===== Dataset records

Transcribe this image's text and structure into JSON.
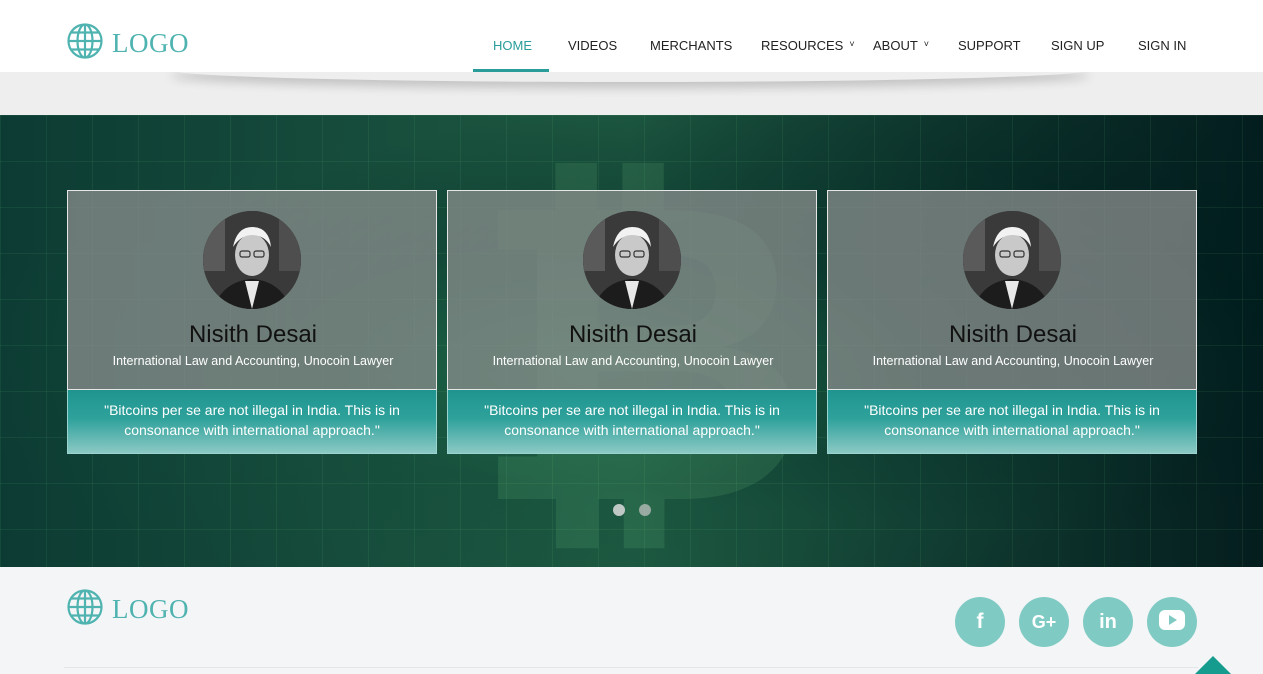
{
  "brand": {
    "logo_text": "LOGO",
    "logo_icon": "globe-icon",
    "accent_color": "#4fb3b0"
  },
  "nav": {
    "items": [
      {
        "label": "HOME",
        "active": true
      },
      {
        "label": "VIDEOS"
      },
      {
        "label": "MERCHANTS"
      },
      {
        "label": "RESOURCES",
        "dropdown": true
      },
      {
        "label": "ABOUT",
        "dropdown": true
      },
      {
        "label": "SUPPORT"
      },
      {
        "label": "SIGN UP"
      },
      {
        "label": "SIGN IN"
      }
    ],
    "caret_glyph": "˅"
  },
  "testimonials": [
    {
      "name": "Nisith Desai",
      "role": "International Law and Accounting, Unocoin Lawyer",
      "quote": "\"Bitcoins per se are not illegal in India. This is in consonance with international approach.\""
    },
    {
      "name": "Nisith Desai",
      "role": "International Law and Accounting, Unocoin Lawyer",
      "quote": "\"Bitcoins per se are not illegal in India. This is in consonance with international approach.\""
    },
    {
      "name": "Nisith Desai",
      "role": "International Law and Accounting, Unocoin Lawyer",
      "quote": "\"Bitcoins per se are not illegal in India. This is in consonance with international approach.\""
    }
  ],
  "carousel": {
    "slides": 2,
    "active_slide": 1
  },
  "footer": {
    "logo_text": "LOGO",
    "social": [
      {
        "icon": "facebook-icon",
        "glyph": "f"
      },
      {
        "icon": "google-plus-icon",
        "glyph": "G+"
      },
      {
        "icon": "linkedin-icon",
        "glyph": "in"
      },
      {
        "icon": "youtube-icon",
        "glyph": "▶"
      }
    ],
    "back_to_top_color": "#159c8e"
  }
}
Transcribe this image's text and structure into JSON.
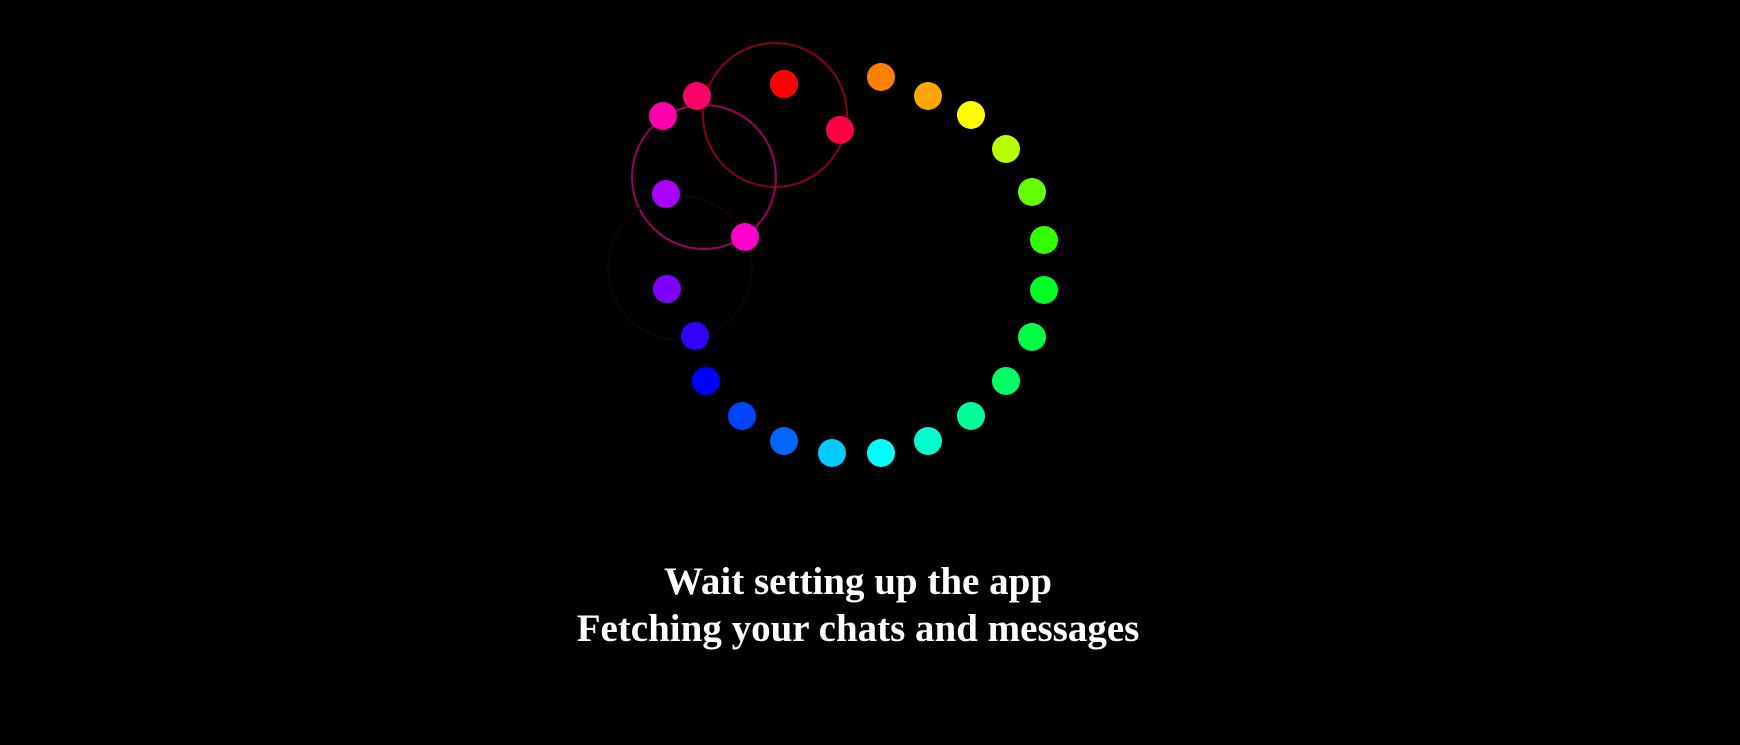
{
  "loader": {
    "name": "color-wheel-spinner",
    "dot_colors": [
      "#ff0000",
      "#ff7f00",
      "#ffa500",
      "#ffff00",
      "#b8ff00",
      "#66ff00",
      "#33ff00",
      "#00ff22",
      "#00ff44",
      "#00ff66",
      "#00ff99",
      "#00ffcc",
      "#00ffff",
      "#00ccff",
      "#0066ff",
      "#0044ff",
      "#0000ff",
      "#3300ff",
      "#7f00ff",
      "#aa00ff",
      "#ff00cc",
      "#ff00aa",
      "#ff0066",
      "#ff0044",
      "#ff0000"
    ],
    "ring_colors": [
      "#8b0015",
      "#a0005a",
      "#150010"
    ]
  },
  "messages": {
    "line1": "Wait setting up the app",
    "line2": "Fetching your chats and messages"
  }
}
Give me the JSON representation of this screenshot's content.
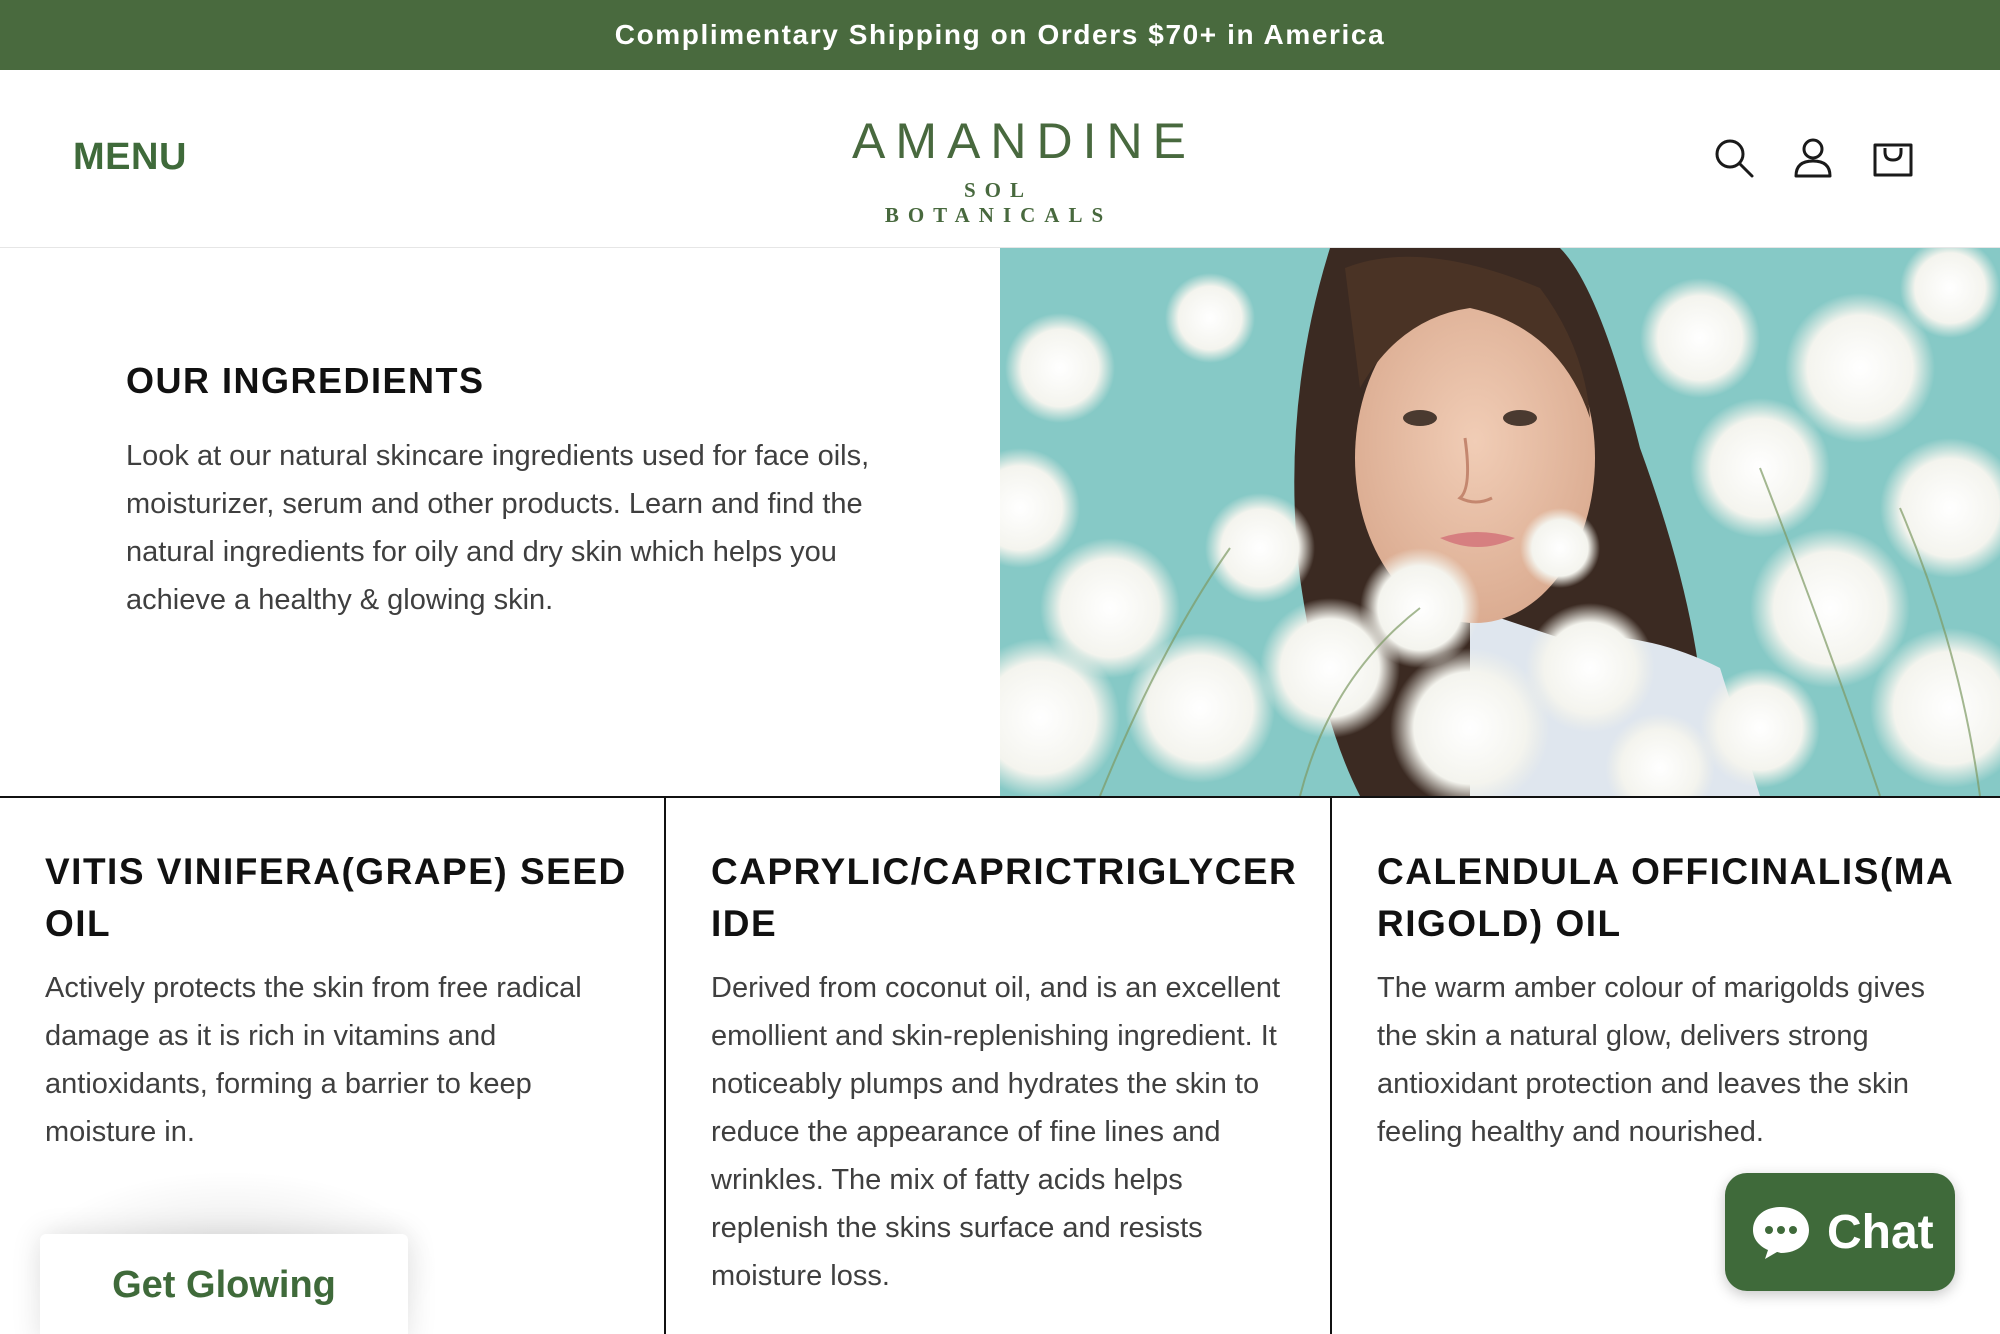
{
  "announcement": {
    "text": "Complimentary Shipping on Orders $70+ in America"
  },
  "header": {
    "menu_label": "MENU",
    "logo_main": "AMANDINE",
    "logo_sub": "SOL BOTANICALS",
    "icons": [
      "search-icon",
      "account-icon",
      "cart-icon"
    ]
  },
  "intro": {
    "title": "OUR INGREDIENTS",
    "text": "Look at our natural skincare ingredients used for face oils, moisturizer, serum and other products. Learn and find the natural ingredients for oily and dry skin which helps you achieve a healthy & glowing skin."
  },
  "ingredients": [
    {
      "name": "VITIS VINIFERA(GRAPE) SEED OIL",
      "description": "Actively protects the skin from free radical damage as it is rich in vitamins and antioxidants, forming a barrier to keep moisture in."
    },
    {
      "name": "CAPRYLIC/CAPRICTRIGLYCERIDE",
      "description": "Derived from coconut oil, and is an excellent emollient and skin-replenishing ingredient. It noticeably plumps and hydrates the skin to reduce the appearance of fine lines and wrinkles. The mix of fatty acids helps replenish the skins surface and resists moisture loss."
    },
    {
      "name": "CALENDULA OFFICINALIS(MARIGOLD) OIL",
      "description": "The warm amber colour of marigolds gives the skin a natural glow, delivers strong antioxidant protection and leaves the skin feeling healthy and nourished."
    }
  ],
  "floating": {
    "glow_label": "Get Glowing",
    "chat_label": "Chat"
  },
  "colors": {
    "brand_green": "#496a3e",
    "text_dark": "#111111",
    "text_body": "#3f3f3f"
  }
}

==========

Copy out all the records exactly, excluding pictures.

Written answer =
Transcribe this image's text and structure into JSON.
{
  "brand": {
    "logo_text": "LOGO",
    "logo_icon": "globe-icon",
    "accent_color": "#4fb3b0"
  },
  "nav": {
    "items": [
      {
        "label": "HOME",
        "active": true
      },
      {
        "label": "VIDEOS"
      },
      {
        "label": "MERCHANTS"
      },
      {
        "label": "RESOURCES",
        "dropdown": true
      },
      {
        "label": "ABOUT",
        "dropdown": true
      },
      {
        "label": "SUPPORT"
      },
      {
        "label": "SIGN UP"
      },
      {
        "label": "SIGN IN"
      }
    ],
    "caret_glyph": "˅"
  },
  "testimonials": [
    {
      "name": "Nisith Desai",
      "role": "International Law and Accounting, Unocoin Lawyer",
      "quote": "\"Bitcoins per se are not illegal in India. This is in consonance with international approach.\""
    },
    {
      "name": "Nisith Desai",
      "role": "International Law and Accounting, Unocoin Lawyer",
      "quote": "\"Bitcoins per se are not illegal in India. This is in consonance with international approach.\""
    },
    {
      "name": "Nisith Desai",
      "role": "International Law and Accounting, Unocoin Lawyer",
      "quote": "\"Bitcoins per se are not illegal in India. This is in consonance with international approach.\""
    }
  ],
  "carousel": {
    "slides": 2,
    "active_slide": 1
  },
  "footer": {
    "logo_text": "LOGO",
    "social": [
      {
        "icon": "facebook-icon",
        "glyph": "f"
      },
      {
        "icon": "google-plus-icon",
        "glyph": "G+"
      },
      {
        "icon": "linkedin-icon",
        "glyph": "in"
      },
      {
        "icon": "youtube-icon",
        "glyph": "▶"
      }
    ],
    "back_to_top_color": "#159c8e"
  }
}
Transcribe this image's text and structure into JSON.
{
  "loader": {
    "name": "color-wheel-spinner",
    "dot_colors": [
      "#ff0000",
      "#ff7f00",
      "#ffa500",
      "#ffff00",
      "#b8ff00",
      "#66ff00",
      "#33ff00",
      "#00ff22",
      "#00ff44",
      "#00ff66",
      "#00ff99",
      "#00ffcc",
      "#00ffff",
      "#00ccff",
      "#0066ff",
      "#0044ff",
      "#0000ff",
      "#3300ff",
      "#7f00ff",
      "#aa00ff",
      "#ff00cc",
      "#ff00aa",
      "#ff0066",
      "#ff0044",
      "#ff0000"
    ],
    "ring_colors": [
      "#8b0015",
      "#a0005a",
      "#150010"
    ]
  },
  "messages": {
    "line1": "Wait setting up the app",
    "line2": "Fetching your chats and messages"
  }
}
Give me the JSON representation of this screenshot's content.
{
  "announcement": {
    "text": "Complimentary Shipping on Orders $70+ in America"
  },
  "header": {
    "menu_label": "MENU",
    "logo_main": "AMANDINE",
    "logo_sub": "SOL BOTANICALS",
    "icons": [
      "search-icon",
      "account-icon",
      "cart-icon"
    ]
  },
  "intro": {
    "title": "OUR INGREDIENTS",
    "text": "Look at our natural skincare ingredients used for face oils, moisturizer, serum and other products. Learn and find the natural ingredients for oily and dry skin which helps you achieve a healthy & glowing skin."
  },
  "ingredients": [
    {
      "name": "VITIS VINIFERA(GRAPE) SEED OIL",
      "description": "Actively protects the skin from free radical damage as it is rich in vitamins and antioxidants, forming a barrier to keep moisture in."
    },
    {
      "name": "CAPRYLIC/CAPRICTRIGLYCERIDE",
      "description": "Derived from coconut oil, and is an excellent emollient and skin-replenishing ingredient. It noticeably plumps and hydrates the skin to reduce the appearance of fine lines and wrinkles. The mix of fatty acids helps replenish the skins surface and resists moisture loss."
    },
    {
      "name": "CALENDULA OFFICINALIS(MARIGOLD) OIL",
      "description": "The warm amber colour of marigolds gives the skin a natural glow, delivers strong antioxidant protection and leaves the skin feeling healthy and nourished."
    }
  ],
  "floating": {
    "glow_label": "Get Glowing",
    "chat_label": "Chat"
  },
  "colors": {
    "brand_green": "#496a3e",
    "text_dark": "#111111",
    "text_body": "#3f3f3f"
  }
}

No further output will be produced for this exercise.